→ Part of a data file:
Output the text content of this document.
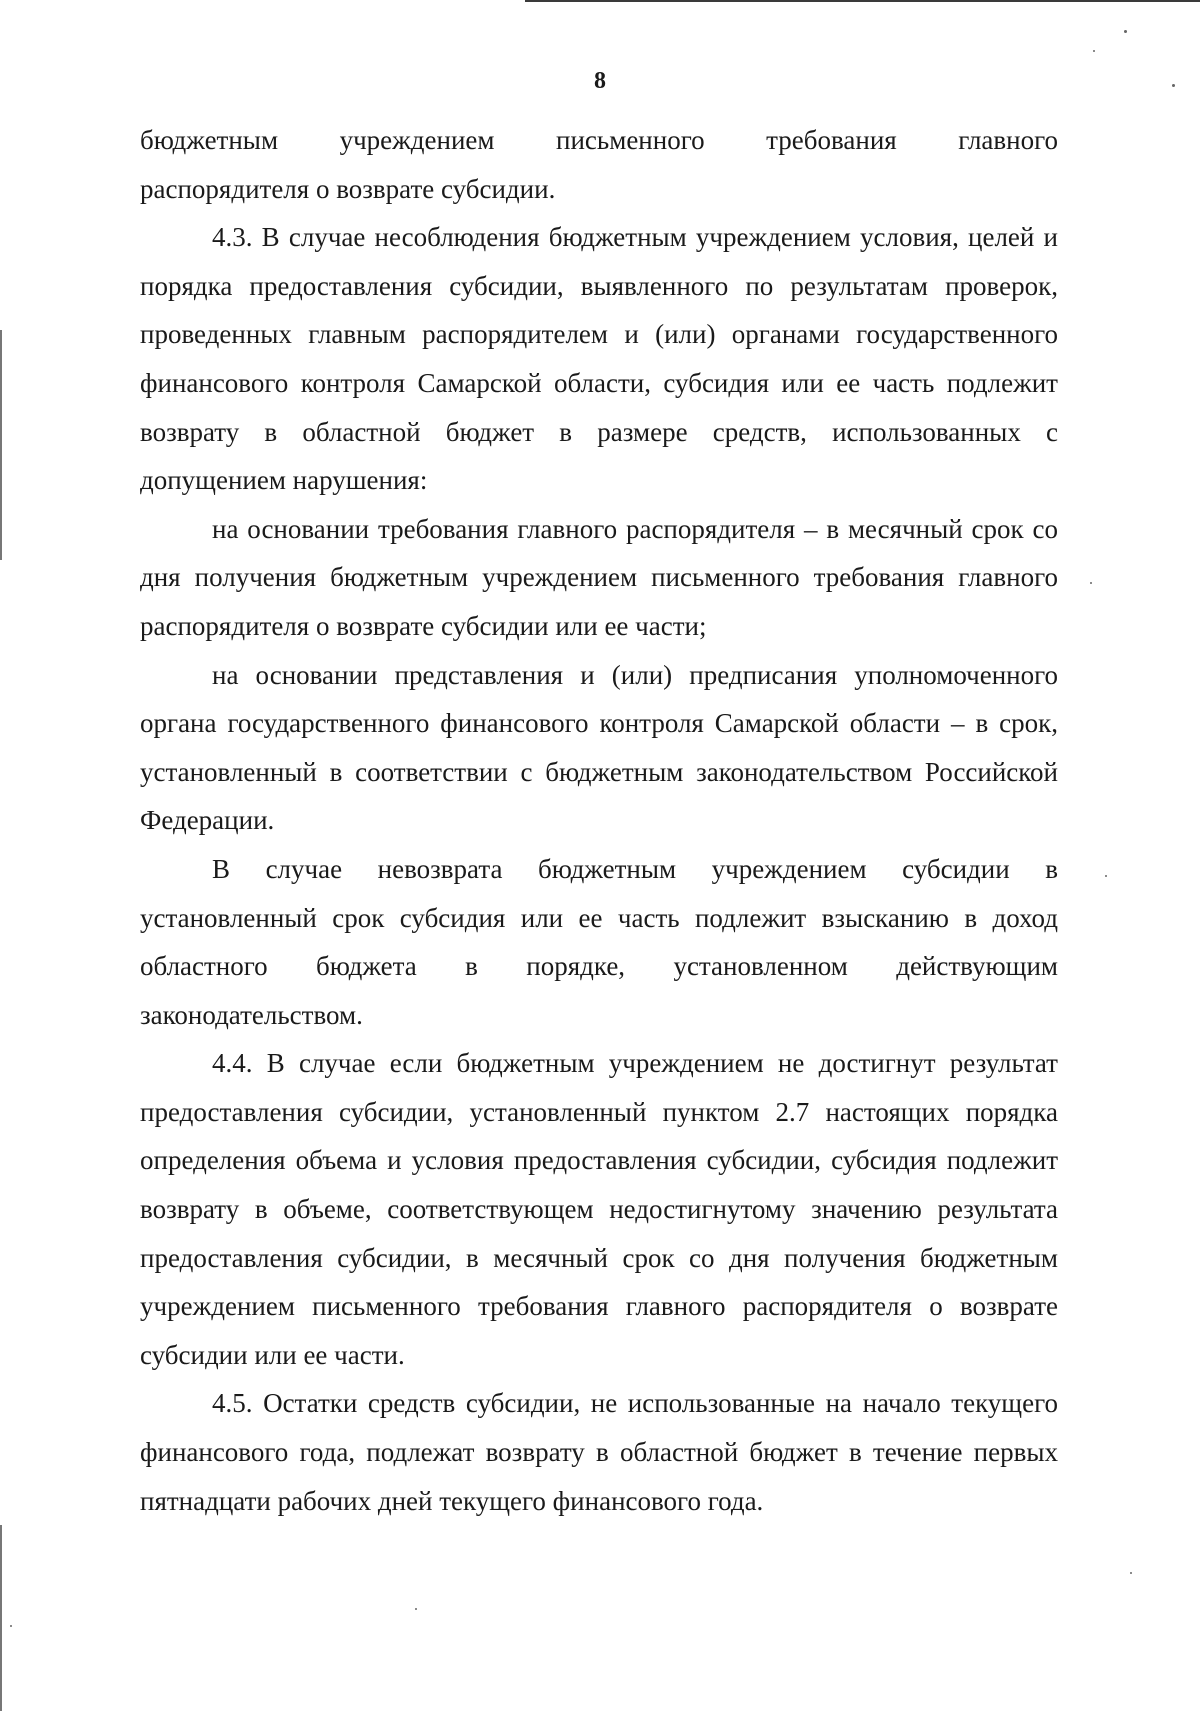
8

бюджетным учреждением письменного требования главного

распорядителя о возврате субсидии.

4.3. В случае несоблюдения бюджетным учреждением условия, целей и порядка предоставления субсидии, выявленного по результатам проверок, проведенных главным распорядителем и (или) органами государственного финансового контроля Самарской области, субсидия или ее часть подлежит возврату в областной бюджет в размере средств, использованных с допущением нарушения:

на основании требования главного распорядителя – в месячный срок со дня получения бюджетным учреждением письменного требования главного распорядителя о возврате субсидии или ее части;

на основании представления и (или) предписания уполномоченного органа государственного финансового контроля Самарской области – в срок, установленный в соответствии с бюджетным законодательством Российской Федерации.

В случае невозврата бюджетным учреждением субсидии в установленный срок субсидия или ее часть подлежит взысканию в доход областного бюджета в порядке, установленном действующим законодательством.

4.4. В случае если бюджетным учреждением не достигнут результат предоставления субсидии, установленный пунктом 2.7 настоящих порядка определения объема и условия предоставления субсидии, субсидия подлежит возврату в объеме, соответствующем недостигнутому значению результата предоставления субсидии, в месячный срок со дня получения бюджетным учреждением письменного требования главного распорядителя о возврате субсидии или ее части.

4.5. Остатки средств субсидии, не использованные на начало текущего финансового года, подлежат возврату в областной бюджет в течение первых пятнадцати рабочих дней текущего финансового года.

→ TASK INSTRUCTIONS:
Set the pictures aside and transcribe the data above exactly.

→ FINAL RESULT:
Output the text content of this document.
8

бюджетным учреждением письменного требования главного

распорядителя о возврате субсидии.

4.3. В случае несоблюдения бюджетным учреждением условия, целей и порядка предоставления субсидии, выявленного по результатам проверок, проведенных главным распорядителем и (или) органами государственного финансового контроля Самарской области, субсидия или ее часть подлежит возврату в областной бюджет в размере средств, использованных с допущением нарушения:

на основании требования главного распорядителя – в месячный срок со дня получения бюджетным учреждением письменного требования главного распорядителя о возврате субсидии или ее части;

на основании представления и (или) предписания уполномоченного органа государственного финансового контроля Самарской области – в срок, установленный в соответствии с бюджетным законодательством Российской Федерации.

В случае невозврата бюджетным учреждением субсидии в установленный срок субсидия или ее часть подлежит взысканию в доход областного бюджета в порядке, установленном действующим законодательством.

4.4. В случае если бюджетным учреждением не достигнут результат предоставления субсидии, установленный пунктом 2.7 настоящих порядка определения объема и условия предоставления субсидии, субсидия подлежит возврату в объеме, соответствующем недостигнутому значению результата предоставления субсидии, в месячный срок со дня получения бюджетным учреждением письменного требования главного распорядителя о возврате субсидии или ее части.

4.5. Остатки средств субсидии, не использованные на начало текущего финансового года, подлежат возврату в областной бюджет в течение первых пятнадцати рабочих дней текущего финансового года.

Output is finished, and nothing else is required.